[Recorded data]
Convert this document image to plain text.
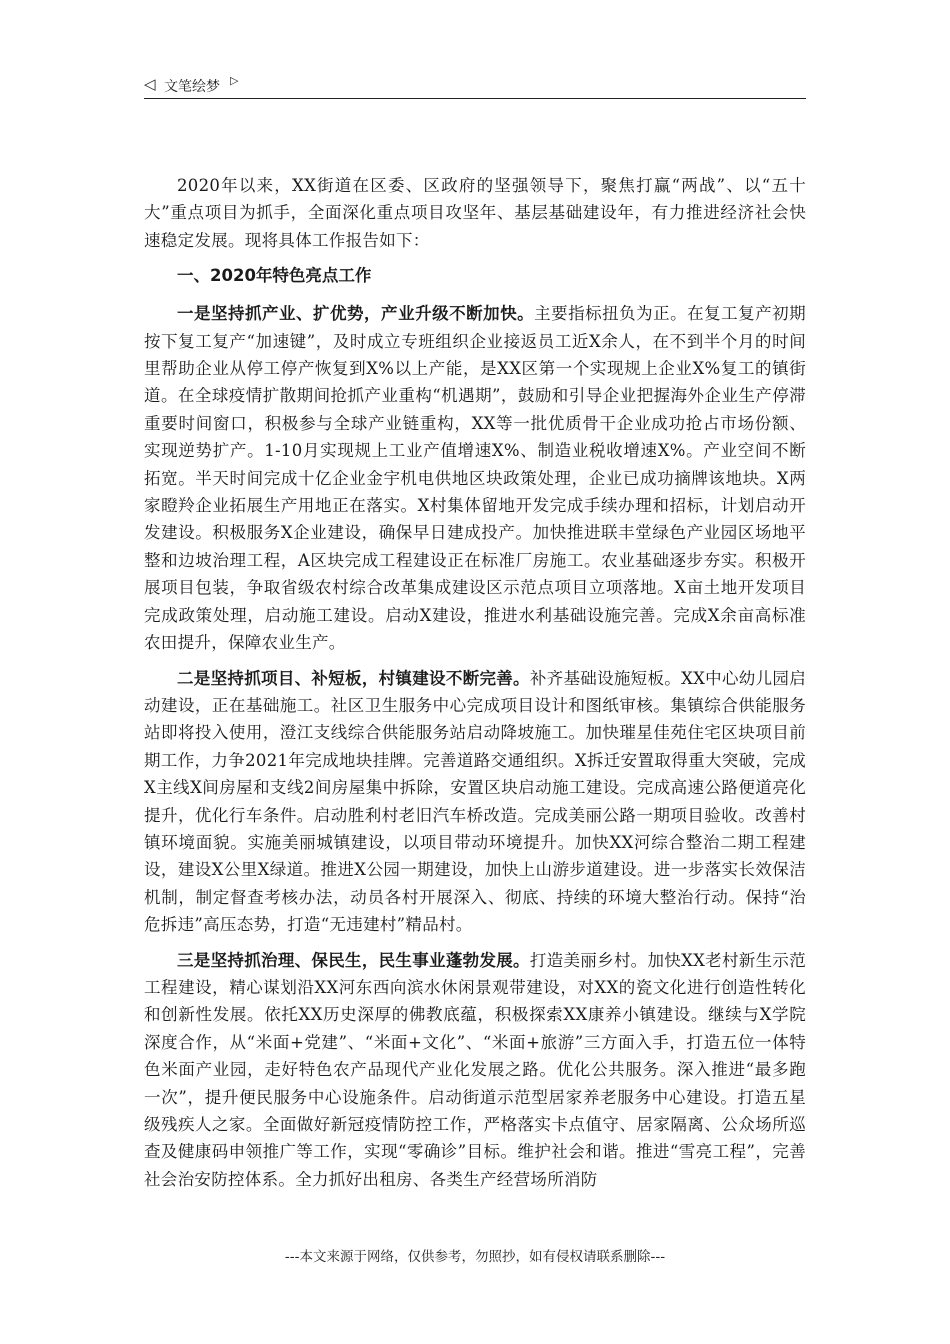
◁ 文笔绘梦 ▷

2020年以来，XX街道在区委、区政府的坚强领导下，聚焦打赢“两战”、以“五十大”重点项目为抓手，全面深化重点项目攻坚年、基层基础建设年，有力推进经济社会快速稳定发展。现将具体工作报告如下：

一、2020年特色亮点工作

一是坚持抓产业、扩优势，产业升级不断加快。主要指标扭负为正。在复工复产初期按下复工复产“加速键”，及时成立专班组织企业接返员工近X余人，在不到半个月的时间里帮助企业从停工停产恢复到X%以上产能，是XX区第一个实现规上企业X%复工的镇街道。在全球疫情扩散期间抢抓产业重构“机遇期”，鼓励和引导企业把握海外企业生产停滞重要时间窗口，积极参与全球产业链重构，XX等一批优质骨干企业成功抢占市场份额、实现逆势扩产。1-10月实现规上工业产值增速X%、制造业税收增速X%。产业空间不断拓宽。半天时间完成十亿企业金宇机电供地区块政策处理，企业已成功摘牌该地块。X两家瞪羚企业拓展生产用地正在落实。X村集体留地开发完成手续办理和招标，计划启动开发建设。积极服务X企业建设，确保早日建成投产。加快推进联丰堂绿色产业园区场地平整和边坡治理工程，A区块完成工程建设正在标准厂房施工。农业基础逐步夯实。积极开展项目包装，争取省级农村综合改革集成建设区示范点项目立项落地。X亩土地开发项目完成政策处理，启动施工建设。启动X建设，推进水利基础设施完善。完成X余亩高标准农田提升，保障农业生产。

二是坚持抓项目、补短板，村镇建设不断完善。补齐基础设施短板。XX中心幼儿园启动建设，正在基础施工。社区卫生服务中心完成项目设计和图纸审核。集镇综合供能服务站即将投入使用，澄江支线综合供能服务站启动降坡施工。加快璀星佳苑住宅区块项目前期工作，力争2021年完成地块挂牌。完善道路交通组织。X拆迁安置取得重大突破，完成X主线X间房屋和支线2间房屋集中拆除，安置区块启动施工建设。完成高速公路便道亮化提升，优化行车条件。启动胜利村老旧汽车桥改造。完成美丽公路一期项目验收。改善村镇环境面貌。实施美丽城镇建设，以项目带动环境提升。加快XX河综合整治二期工程建设，建设X公里X绿道。推进X公园一期建设，加快上山游步道建设。进一步落实长效保洁机制，制定督查考核办法，动员各村开展深入、彻底、持续的环境大整治行动。保持“治危拆违”高压态势，打造“无违建村”精品村。

三是坚持抓治理、保民生，民生事业蓬勃发展。打造美丽乡村。加快XX老村新生示范工程建设，精心谋划沿XX河东西向滨水休闲景观带建设，对XX的瓷文化进行创造性转化和创新性发展。依托XX历史深厚的佛教底蕴，积极探索XX康养小镇建设。继续与X学院深度合作，从“米面+党建”、“米面+文化”、“米面+旅游”三方面入手，打造五位一体特色米面产业园，走好特色农产品现代产业化发展之路。优化公共服务。深入推进“最多跑一次”，提升便民服务中心设施条件。启动街道示范型居家养老服务中心建设。打造五星级残疾人之家。全面做好新冠疫情防控工作，严格落实卡点值守、居家隔离、公众场所巡查及健康码申领推广等工作，实现“零确诊”目标。维护社会和谐。推进“雪亮工程”，完善社会治安防控体系。全力抓好出租房、各类生产经营场所消防

---本文来源于网络，仅供参考，勿照抄，如有侵权请联系删除---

# [Stated exercise]
Reproduce all of the data exactly; the pictures do not belong in the copy.

# [Answer to the problem]
Convert this document image to plain text.
◁ 文笔绘梦 ▷

2020年以来，XX街道在区委、区政府的坚强领导下，聚焦打赢“两战”、以“五十大”重点项目为抓手，全面深化重点项目攻坚年、基层基础建设年，有力推进经济社会快速稳定发展。现将具体工作报告如下：

一、2020年特色亮点工作

一是坚持抓产业、扩优势，产业升级不断加快。主要指标扭负为正。在复工复产初期按下复工复产“加速键”，及时成立专班组织企业接返员工近X余人，在不到半个月的时间里帮助企业从停工停产恢复到X%以上产能，是XX区第一个实现规上企业X%复工的镇街道。在全球疫情扩散期间抢抓产业重构“机遇期”，鼓励和引导企业把握海外企业生产停滞重要时间窗口，积极参与全球产业链重构，XX等一批优质骨干企业成功抢占市场份额、实现逆势扩产。1-10月实现规上工业产值增速X%、制造业税收增速X%。产业空间不断拓宽。半天时间完成十亿企业金宇机电供地区块政策处理，企业已成功摘牌该地块。X两家瞪羚企业拓展生产用地正在落实。X村集体留地开发完成手续办理和招标，计划启动开发建设。积极服务X企业建设，确保早日建成投产。加快推进联丰堂绿色产业园区场地平整和边坡治理工程，A区块完成工程建设正在标准厂房施工。农业基础逐步夯实。积极开展项目包装，争取省级农村综合改革集成建设区示范点项目立项落地。X亩土地开发项目完成政策处理，启动施工建设。启动X建设，推进水利基础设施完善。完成X余亩高标准农田提升，保障农业生产。

二是坚持抓项目、补短板，村镇建设不断完善。补齐基础设施短板。XX中心幼儿园启动建设，正在基础施工。社区卫生服务中心完成项目设计和图纸审核。集镇综合供能服务站即将投入使用，澄江支线综合供能服务站启动降坡施工。加快璀星佳苑住宅区块项目前期工作，力争2021年完成地块挂牌。完善道路交通组织。X拆迁安置取得重大突破，完成X主线X间房屋和支线2间房屋集中拆除，安置区块启动施工建设。完成高速公路便道亮化提升，优化行车条件。启动胜利村老旧汽车桥改造。完成美丽公路一期项目验收。改善村镇环境面貌。实施美丽城镇建设，以项目带动环境提升。加快XX河综合整治二期工程建设，建设X公里X绿道。推进X公园一期建设，加快上山游步道建设。进一步落实长效保洁机制，制定督查考核办法，动员各村开展深入、彻底、持续的环境大整治行动。保持“治危拆违”高压态势，打造“无违建村”精品村。

三是坚持抓治理、保民生，民生事业蓬勃发展。打造美丽乡村。加快XX老村新生示范工程建设，精心谋划沿XX河东西向滨水休闲景观带建设，对XX的瓷文化进行创造性转化和创新性发展。依托XX历史深厚的佛教底蕴，积极探索XX康养小镇建设。继续与X学院深度合作，从“米面+党建”、“米面+文化”、“米面+旅游”三方面入手，打造五位一体特色米面产业园，走好特色农产品现代产业化发展之路。优化公共服务。深入推进“最多跑一次”，提升便民服务中心设施条件。启动街道示范型居家养老服务中心建设。打造五星级残疾人之家。全面做好新冠疫情防控工作，严格落实卡点值守、居家隔离、公众场所巡查及健康码申领推广等工作，实现“零确诊”目标。维护社会和谐。推进“雪亮工程”，完善社会治安防控体系。全力抓好出租房、各类生产经营场所消防

---本文来源于网络，仅供参考，勿照抄，如有侵权请联系删除---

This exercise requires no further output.